> _GOAL OF THE EXERCISE_:
State how many lines contain the string "text", and write nothing else.

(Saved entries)
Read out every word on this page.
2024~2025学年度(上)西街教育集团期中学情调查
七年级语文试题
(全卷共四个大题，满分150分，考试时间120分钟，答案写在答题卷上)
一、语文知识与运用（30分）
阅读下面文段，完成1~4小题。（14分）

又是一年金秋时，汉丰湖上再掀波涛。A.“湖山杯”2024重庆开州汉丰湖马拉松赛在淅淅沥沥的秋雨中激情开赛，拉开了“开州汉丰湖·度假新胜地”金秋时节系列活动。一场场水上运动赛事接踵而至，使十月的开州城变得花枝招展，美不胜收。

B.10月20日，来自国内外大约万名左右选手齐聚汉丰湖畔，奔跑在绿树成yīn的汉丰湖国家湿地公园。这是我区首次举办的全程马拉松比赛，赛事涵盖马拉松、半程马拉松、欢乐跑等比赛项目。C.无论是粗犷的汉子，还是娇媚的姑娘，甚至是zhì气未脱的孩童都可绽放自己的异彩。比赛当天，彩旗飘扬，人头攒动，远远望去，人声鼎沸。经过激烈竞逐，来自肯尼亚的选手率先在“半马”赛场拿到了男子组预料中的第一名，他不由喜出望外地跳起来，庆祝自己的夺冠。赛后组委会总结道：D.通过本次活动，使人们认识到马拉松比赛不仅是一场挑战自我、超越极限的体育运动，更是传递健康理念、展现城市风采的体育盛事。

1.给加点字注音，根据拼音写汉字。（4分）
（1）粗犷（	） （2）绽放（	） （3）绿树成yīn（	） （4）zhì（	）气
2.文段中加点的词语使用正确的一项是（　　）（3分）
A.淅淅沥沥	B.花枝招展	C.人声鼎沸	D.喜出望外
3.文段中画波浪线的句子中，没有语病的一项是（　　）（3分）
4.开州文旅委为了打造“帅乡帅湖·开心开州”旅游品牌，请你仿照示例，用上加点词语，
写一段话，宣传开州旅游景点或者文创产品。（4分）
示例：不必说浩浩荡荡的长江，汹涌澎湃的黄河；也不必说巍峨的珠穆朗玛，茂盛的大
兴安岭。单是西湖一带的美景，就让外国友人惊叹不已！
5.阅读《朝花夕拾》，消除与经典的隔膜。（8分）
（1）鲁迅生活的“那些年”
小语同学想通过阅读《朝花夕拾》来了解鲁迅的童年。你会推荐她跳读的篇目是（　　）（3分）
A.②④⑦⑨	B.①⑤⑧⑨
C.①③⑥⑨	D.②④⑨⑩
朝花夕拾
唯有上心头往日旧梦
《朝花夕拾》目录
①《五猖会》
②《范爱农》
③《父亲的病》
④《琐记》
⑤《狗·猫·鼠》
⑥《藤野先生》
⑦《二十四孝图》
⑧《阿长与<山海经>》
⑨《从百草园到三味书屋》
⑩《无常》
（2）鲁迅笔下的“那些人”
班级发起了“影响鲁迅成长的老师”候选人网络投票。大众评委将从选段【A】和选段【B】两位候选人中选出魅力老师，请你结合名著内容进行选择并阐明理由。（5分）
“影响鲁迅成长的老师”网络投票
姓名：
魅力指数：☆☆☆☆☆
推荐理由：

---

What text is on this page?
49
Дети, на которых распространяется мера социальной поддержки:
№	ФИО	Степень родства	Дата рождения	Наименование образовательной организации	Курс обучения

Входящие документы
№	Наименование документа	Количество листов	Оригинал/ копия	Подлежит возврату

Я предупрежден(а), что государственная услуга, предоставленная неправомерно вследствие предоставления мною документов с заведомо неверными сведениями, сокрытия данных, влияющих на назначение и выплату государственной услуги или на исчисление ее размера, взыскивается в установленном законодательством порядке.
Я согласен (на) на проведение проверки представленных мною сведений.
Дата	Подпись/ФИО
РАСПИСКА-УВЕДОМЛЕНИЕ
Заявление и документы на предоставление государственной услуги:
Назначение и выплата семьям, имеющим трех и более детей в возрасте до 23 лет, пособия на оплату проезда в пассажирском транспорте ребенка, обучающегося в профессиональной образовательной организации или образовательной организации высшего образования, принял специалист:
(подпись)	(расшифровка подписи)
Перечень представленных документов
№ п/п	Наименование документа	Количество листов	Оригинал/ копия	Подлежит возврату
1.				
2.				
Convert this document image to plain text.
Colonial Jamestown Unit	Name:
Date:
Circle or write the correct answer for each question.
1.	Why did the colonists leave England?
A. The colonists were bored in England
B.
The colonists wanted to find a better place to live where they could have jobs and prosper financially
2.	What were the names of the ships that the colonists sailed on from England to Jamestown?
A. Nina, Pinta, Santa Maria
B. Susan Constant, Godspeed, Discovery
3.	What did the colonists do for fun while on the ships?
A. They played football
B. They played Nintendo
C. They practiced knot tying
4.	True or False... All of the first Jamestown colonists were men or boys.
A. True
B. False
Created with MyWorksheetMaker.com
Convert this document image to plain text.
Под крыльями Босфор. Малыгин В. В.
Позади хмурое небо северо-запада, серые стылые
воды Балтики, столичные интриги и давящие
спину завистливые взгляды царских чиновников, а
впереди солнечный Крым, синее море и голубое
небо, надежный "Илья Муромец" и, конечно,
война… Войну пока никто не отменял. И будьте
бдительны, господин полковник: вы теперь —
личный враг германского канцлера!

--

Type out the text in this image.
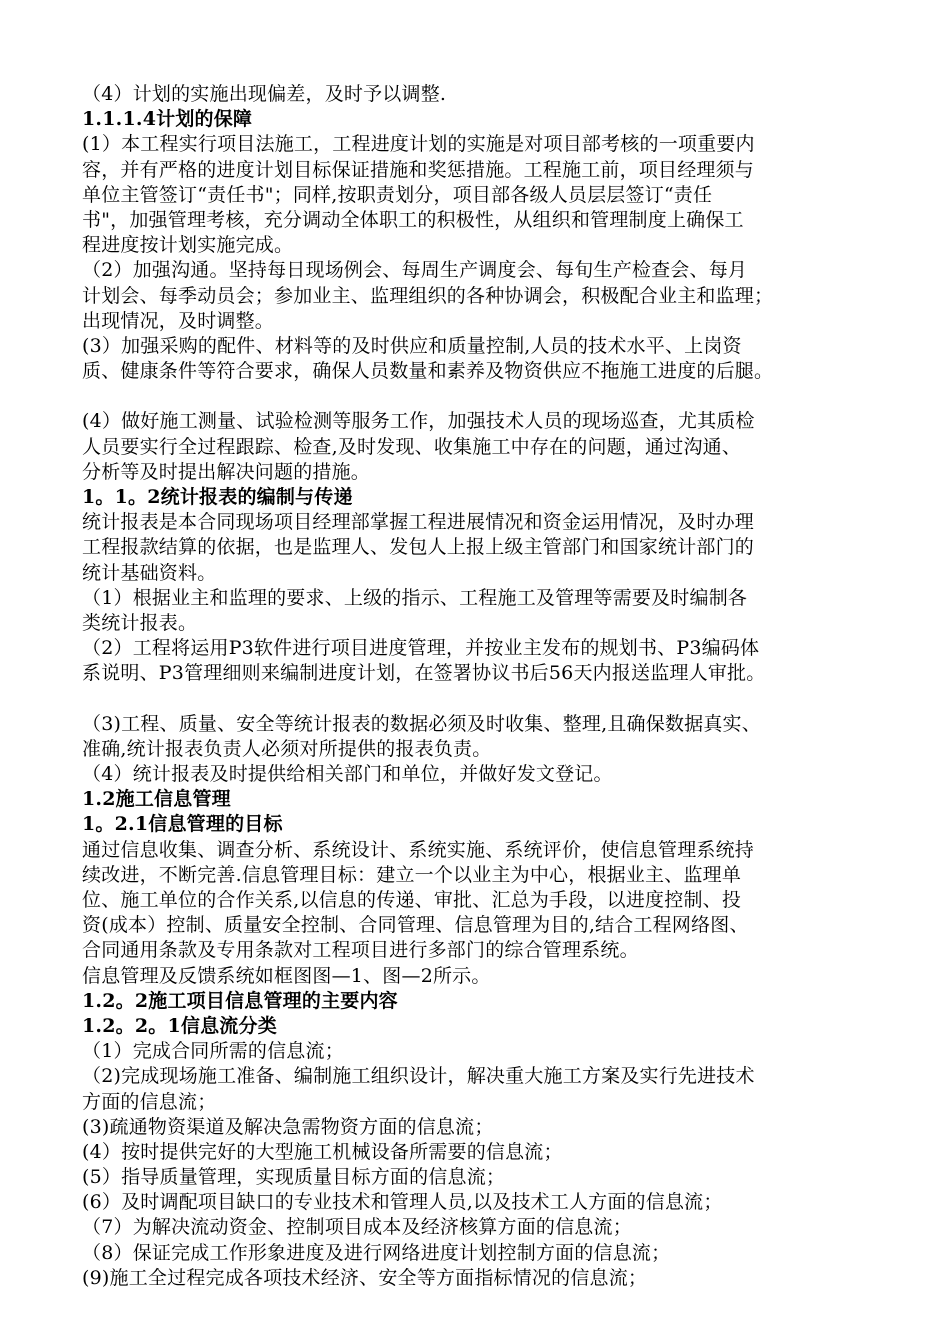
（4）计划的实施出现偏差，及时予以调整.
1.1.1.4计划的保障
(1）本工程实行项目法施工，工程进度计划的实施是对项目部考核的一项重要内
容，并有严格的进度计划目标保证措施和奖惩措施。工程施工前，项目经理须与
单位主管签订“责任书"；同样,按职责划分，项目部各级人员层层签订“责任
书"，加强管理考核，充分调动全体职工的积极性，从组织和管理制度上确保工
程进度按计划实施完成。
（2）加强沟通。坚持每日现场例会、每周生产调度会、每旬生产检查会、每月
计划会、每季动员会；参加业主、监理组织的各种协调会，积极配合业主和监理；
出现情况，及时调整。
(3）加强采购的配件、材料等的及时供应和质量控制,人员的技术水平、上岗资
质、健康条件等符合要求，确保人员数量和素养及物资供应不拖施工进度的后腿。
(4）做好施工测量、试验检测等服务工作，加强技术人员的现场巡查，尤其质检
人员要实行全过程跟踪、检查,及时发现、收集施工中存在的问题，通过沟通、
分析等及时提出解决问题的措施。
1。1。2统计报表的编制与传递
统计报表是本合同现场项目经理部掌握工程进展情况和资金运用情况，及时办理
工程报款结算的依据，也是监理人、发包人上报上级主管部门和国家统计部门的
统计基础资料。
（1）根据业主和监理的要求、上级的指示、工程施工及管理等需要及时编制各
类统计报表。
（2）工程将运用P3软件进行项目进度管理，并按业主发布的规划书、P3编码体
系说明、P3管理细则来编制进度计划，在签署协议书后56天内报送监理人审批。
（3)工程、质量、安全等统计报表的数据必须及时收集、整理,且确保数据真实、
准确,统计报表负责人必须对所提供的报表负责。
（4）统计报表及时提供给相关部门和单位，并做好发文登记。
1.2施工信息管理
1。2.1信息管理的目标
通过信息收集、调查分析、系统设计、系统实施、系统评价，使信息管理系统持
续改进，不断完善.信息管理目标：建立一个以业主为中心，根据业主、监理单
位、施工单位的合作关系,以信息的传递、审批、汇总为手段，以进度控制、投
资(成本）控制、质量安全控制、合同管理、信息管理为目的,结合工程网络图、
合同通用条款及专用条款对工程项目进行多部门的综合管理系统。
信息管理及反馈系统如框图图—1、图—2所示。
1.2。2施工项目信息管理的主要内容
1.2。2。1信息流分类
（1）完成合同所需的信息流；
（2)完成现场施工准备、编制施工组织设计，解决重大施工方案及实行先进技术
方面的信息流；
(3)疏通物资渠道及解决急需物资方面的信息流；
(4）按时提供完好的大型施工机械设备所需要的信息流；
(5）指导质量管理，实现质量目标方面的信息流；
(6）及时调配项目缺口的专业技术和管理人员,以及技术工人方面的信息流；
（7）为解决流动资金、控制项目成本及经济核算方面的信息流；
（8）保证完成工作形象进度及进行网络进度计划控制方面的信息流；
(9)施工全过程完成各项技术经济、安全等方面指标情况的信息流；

> _COMPLETED EXERCISE_:
4